→ **The task**
The answer is a single number: how many lines hold the string "structured".

##### Dataset entries

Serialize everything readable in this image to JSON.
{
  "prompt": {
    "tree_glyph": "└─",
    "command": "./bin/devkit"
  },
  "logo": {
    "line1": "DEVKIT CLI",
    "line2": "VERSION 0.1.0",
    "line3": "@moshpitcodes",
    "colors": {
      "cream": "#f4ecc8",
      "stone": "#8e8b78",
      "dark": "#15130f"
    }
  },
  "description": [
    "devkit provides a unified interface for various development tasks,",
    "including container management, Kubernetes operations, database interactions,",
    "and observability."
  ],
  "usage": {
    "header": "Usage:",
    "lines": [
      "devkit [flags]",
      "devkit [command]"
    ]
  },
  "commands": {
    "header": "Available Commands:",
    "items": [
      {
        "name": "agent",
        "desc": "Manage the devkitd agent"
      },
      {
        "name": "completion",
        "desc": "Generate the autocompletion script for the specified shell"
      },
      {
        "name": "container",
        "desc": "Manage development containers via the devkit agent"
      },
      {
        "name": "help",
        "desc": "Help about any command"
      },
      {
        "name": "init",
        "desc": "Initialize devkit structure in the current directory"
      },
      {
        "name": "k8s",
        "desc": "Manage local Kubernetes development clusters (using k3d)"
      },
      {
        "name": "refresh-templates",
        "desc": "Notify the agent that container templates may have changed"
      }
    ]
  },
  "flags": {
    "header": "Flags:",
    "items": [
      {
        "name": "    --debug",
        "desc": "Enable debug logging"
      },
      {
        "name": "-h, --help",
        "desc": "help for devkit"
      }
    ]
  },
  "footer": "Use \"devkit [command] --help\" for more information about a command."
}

##########
##### Dataset entries

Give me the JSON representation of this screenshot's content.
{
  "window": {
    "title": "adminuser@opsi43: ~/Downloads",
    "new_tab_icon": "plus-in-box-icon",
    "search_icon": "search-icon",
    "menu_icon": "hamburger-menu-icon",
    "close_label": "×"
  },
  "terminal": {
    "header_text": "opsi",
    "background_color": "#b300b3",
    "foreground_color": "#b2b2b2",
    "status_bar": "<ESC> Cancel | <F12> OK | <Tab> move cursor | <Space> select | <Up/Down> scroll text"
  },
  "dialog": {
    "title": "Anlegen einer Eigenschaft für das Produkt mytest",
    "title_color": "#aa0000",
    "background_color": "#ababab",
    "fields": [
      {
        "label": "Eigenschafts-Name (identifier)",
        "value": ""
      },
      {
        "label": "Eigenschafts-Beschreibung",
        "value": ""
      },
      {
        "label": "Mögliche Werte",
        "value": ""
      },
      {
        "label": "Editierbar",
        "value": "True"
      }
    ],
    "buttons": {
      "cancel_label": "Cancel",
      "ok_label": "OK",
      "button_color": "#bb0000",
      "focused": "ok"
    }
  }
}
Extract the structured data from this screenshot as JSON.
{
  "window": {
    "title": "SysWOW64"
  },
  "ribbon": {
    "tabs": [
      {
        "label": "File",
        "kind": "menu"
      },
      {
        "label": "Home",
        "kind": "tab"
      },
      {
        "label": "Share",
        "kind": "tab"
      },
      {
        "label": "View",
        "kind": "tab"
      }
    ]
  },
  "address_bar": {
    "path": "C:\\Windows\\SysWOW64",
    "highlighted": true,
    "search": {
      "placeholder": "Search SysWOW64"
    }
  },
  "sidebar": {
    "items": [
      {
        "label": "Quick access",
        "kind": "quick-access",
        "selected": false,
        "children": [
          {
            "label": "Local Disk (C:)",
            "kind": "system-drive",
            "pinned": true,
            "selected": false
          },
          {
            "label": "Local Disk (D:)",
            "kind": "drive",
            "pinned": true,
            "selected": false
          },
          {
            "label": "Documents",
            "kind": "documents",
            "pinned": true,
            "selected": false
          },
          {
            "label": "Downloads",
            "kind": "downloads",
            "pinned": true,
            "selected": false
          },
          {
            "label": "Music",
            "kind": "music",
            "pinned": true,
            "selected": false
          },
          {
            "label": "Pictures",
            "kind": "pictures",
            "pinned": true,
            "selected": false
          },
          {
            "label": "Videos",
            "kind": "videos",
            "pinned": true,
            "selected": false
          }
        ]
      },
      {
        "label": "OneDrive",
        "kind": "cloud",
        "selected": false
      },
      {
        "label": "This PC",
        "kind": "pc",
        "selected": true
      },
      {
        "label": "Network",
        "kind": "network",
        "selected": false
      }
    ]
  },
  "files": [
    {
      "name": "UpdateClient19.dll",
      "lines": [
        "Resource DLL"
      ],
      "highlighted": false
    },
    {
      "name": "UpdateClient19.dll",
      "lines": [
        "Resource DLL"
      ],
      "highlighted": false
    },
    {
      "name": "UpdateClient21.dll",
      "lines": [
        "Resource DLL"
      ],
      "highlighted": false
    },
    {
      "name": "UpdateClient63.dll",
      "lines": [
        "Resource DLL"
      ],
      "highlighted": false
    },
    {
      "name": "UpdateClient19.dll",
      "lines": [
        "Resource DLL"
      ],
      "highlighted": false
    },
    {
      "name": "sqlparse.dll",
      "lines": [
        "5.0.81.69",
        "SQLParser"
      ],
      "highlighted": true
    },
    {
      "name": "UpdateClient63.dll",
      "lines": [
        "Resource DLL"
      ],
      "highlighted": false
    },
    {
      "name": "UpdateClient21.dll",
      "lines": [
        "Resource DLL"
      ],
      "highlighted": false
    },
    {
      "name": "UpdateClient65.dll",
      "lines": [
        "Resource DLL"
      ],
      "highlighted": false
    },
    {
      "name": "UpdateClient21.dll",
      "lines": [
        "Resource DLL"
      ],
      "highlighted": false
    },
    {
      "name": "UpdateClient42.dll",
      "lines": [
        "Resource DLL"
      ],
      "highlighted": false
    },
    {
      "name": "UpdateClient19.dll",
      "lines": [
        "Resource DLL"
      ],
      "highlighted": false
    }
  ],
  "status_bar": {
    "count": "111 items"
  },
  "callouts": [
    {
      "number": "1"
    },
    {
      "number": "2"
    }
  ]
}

##########
##### Dataset entries

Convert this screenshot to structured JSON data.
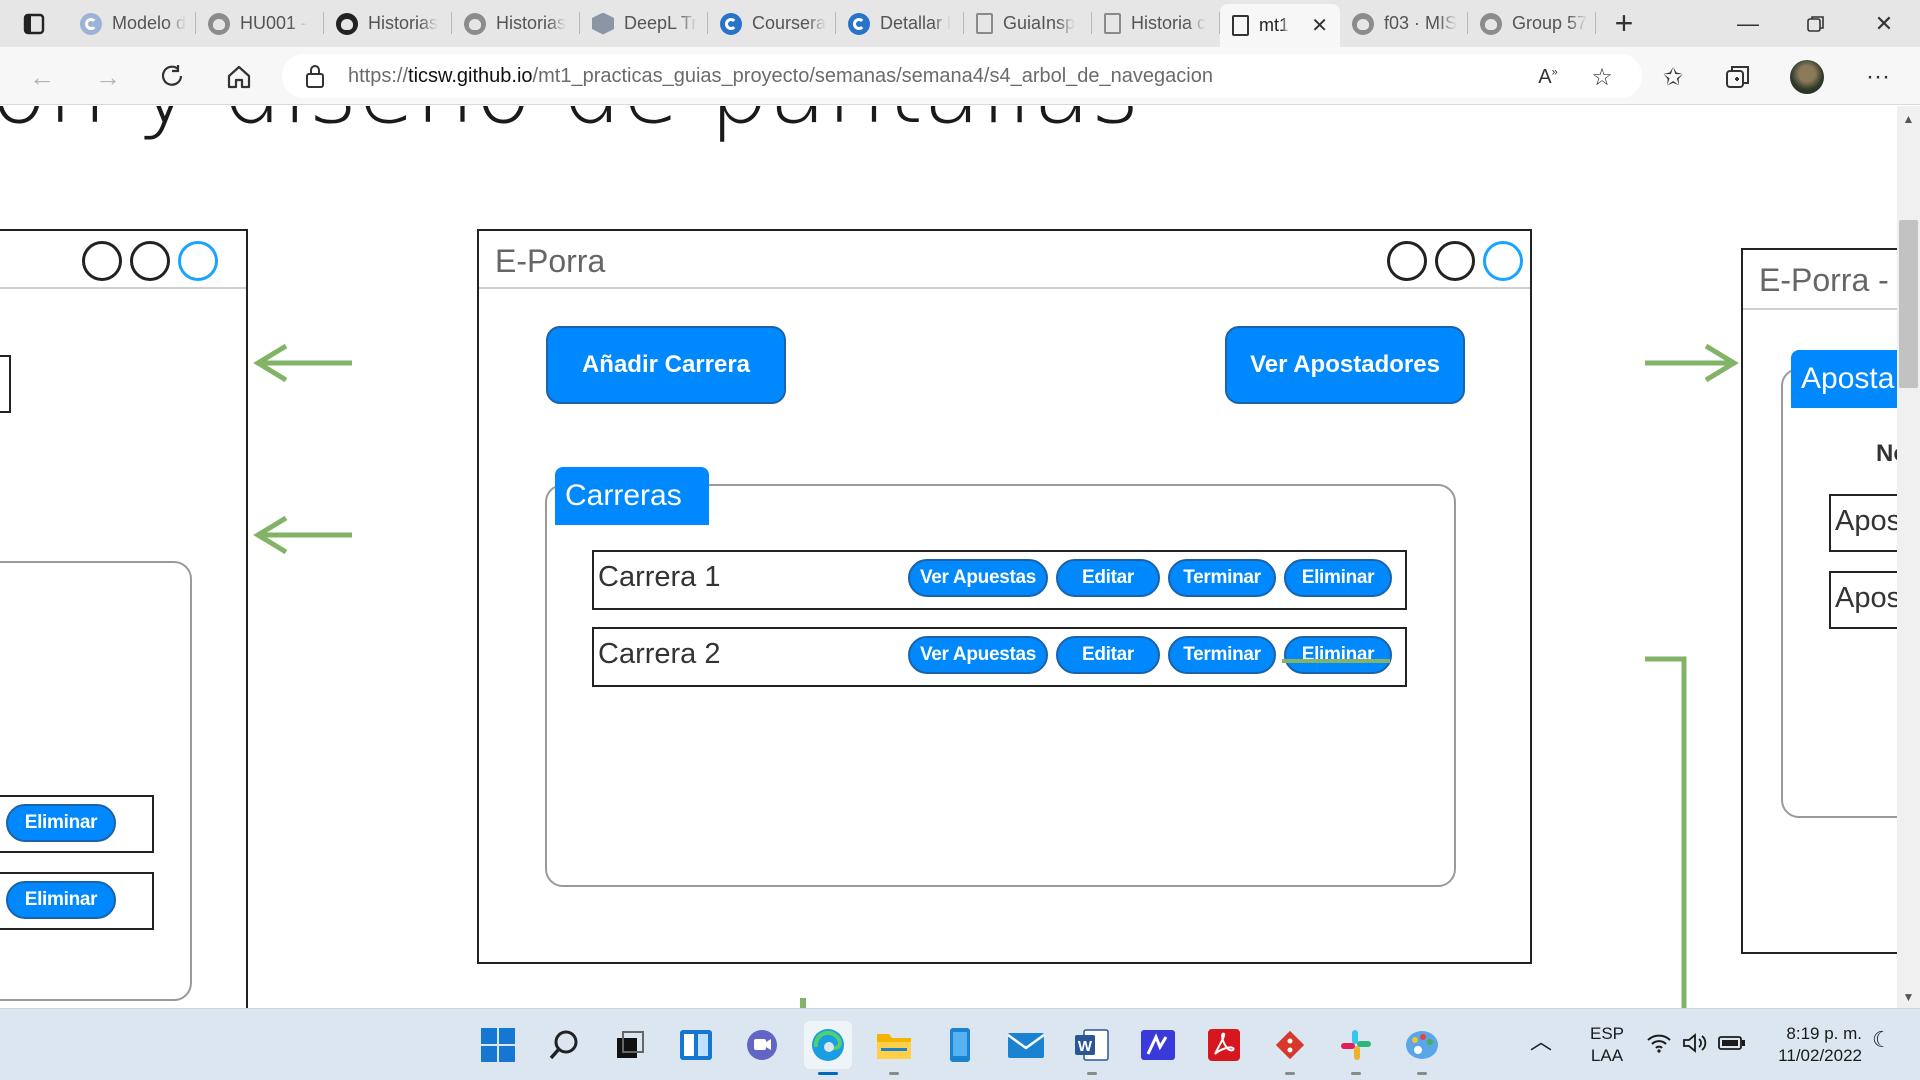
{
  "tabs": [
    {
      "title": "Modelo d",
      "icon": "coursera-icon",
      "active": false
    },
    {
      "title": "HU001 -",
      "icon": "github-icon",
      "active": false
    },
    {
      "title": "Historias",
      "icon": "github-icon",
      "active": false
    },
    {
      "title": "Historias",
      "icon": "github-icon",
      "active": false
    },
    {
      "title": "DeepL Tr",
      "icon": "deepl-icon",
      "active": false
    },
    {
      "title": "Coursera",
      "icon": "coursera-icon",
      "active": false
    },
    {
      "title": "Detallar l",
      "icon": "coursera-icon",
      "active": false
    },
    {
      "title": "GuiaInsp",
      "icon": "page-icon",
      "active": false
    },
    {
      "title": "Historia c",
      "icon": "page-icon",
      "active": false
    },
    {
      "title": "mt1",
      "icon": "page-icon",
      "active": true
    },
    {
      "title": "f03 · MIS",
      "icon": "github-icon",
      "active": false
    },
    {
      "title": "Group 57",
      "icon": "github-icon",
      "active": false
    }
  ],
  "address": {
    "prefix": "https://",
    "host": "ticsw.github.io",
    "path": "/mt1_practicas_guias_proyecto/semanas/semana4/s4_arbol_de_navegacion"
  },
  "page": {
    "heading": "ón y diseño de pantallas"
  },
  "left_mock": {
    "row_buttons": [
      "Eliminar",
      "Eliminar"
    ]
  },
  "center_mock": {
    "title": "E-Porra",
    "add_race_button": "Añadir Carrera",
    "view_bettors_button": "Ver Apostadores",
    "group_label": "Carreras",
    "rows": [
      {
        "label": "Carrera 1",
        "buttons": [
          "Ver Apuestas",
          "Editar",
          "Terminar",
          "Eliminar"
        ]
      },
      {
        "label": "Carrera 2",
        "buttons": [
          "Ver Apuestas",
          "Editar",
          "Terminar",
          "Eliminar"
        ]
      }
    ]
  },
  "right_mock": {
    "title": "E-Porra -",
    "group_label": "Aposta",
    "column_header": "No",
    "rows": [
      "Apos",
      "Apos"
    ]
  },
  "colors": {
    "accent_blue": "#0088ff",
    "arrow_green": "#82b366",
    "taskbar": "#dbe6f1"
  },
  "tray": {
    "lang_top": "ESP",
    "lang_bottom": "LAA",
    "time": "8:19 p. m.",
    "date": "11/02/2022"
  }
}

##########

→ **Full answer**
2